Exercise requirements
Look through the listing for the word "after". Copy each line that has it.

(Saved entries)

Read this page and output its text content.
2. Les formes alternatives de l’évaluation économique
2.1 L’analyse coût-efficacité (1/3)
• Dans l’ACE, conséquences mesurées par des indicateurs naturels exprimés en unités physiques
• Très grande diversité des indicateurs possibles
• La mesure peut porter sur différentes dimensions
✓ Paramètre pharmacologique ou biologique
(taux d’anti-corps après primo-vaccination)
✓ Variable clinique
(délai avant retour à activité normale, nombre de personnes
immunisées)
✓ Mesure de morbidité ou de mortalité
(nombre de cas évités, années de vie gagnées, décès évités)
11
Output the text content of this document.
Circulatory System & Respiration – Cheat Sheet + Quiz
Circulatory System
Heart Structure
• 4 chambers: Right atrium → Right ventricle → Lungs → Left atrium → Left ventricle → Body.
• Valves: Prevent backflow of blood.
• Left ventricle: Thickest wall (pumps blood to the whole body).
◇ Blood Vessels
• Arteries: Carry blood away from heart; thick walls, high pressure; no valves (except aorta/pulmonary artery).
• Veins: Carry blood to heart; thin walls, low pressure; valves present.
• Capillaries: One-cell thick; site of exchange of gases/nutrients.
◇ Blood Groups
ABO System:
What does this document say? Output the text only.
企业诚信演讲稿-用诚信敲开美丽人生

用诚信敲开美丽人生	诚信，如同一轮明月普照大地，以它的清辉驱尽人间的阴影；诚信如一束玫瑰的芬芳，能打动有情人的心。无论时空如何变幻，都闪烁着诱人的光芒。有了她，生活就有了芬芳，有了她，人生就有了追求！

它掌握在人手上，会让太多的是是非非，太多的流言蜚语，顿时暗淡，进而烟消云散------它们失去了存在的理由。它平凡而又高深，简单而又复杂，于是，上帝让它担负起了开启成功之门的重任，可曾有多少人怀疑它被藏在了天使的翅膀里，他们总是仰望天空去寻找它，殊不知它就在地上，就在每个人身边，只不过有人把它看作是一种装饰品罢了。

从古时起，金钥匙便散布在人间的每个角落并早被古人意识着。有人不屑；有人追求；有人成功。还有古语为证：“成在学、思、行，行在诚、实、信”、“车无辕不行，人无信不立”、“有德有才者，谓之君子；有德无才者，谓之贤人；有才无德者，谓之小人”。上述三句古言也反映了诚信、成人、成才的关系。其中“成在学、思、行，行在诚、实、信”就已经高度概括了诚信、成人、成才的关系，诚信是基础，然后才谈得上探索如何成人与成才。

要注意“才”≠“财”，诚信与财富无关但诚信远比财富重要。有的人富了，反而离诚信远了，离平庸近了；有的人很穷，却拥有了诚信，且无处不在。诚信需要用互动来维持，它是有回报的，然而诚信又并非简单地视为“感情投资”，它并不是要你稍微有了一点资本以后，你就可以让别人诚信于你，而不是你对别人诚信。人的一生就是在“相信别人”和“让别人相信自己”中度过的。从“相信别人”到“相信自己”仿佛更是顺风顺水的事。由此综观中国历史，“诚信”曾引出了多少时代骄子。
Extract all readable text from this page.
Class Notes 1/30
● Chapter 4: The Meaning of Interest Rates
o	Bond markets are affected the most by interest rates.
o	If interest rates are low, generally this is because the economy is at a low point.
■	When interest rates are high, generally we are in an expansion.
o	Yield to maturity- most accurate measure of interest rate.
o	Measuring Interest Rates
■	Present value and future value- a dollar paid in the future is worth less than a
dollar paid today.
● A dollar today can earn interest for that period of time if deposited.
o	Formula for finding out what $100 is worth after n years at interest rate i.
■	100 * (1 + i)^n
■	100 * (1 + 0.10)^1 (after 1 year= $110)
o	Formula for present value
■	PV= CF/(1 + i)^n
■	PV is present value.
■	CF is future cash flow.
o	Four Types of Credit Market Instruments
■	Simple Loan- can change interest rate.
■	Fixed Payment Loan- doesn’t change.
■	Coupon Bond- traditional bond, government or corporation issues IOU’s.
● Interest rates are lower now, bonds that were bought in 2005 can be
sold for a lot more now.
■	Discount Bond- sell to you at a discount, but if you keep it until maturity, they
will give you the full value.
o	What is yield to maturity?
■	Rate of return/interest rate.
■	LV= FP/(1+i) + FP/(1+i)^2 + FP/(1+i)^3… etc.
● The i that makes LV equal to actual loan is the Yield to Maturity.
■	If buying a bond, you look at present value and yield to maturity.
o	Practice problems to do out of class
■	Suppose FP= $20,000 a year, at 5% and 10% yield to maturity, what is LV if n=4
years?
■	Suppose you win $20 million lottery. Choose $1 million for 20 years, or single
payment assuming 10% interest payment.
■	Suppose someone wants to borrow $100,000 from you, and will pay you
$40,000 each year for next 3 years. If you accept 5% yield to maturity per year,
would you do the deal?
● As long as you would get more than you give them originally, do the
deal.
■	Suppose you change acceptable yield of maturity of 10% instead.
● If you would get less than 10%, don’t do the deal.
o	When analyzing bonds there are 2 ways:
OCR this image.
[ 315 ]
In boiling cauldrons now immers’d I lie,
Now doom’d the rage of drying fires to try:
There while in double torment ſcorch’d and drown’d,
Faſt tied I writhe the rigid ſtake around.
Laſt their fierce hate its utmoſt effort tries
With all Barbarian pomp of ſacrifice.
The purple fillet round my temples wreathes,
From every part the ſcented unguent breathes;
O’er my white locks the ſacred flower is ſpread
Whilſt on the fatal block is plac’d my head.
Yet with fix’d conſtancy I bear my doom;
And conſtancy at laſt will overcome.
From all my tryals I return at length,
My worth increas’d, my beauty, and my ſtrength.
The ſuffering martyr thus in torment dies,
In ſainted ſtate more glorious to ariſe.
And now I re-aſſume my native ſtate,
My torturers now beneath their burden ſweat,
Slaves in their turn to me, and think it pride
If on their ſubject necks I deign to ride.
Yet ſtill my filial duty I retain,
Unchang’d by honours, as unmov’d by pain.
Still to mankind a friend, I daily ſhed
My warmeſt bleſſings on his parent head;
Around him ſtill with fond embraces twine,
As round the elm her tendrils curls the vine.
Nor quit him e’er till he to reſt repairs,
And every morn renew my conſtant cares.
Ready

Full response
o	Formula for finding out what $100 is worth after n years at interest rate i.
■	100 * (1 + 0.10)^1 (after 1 year= $110)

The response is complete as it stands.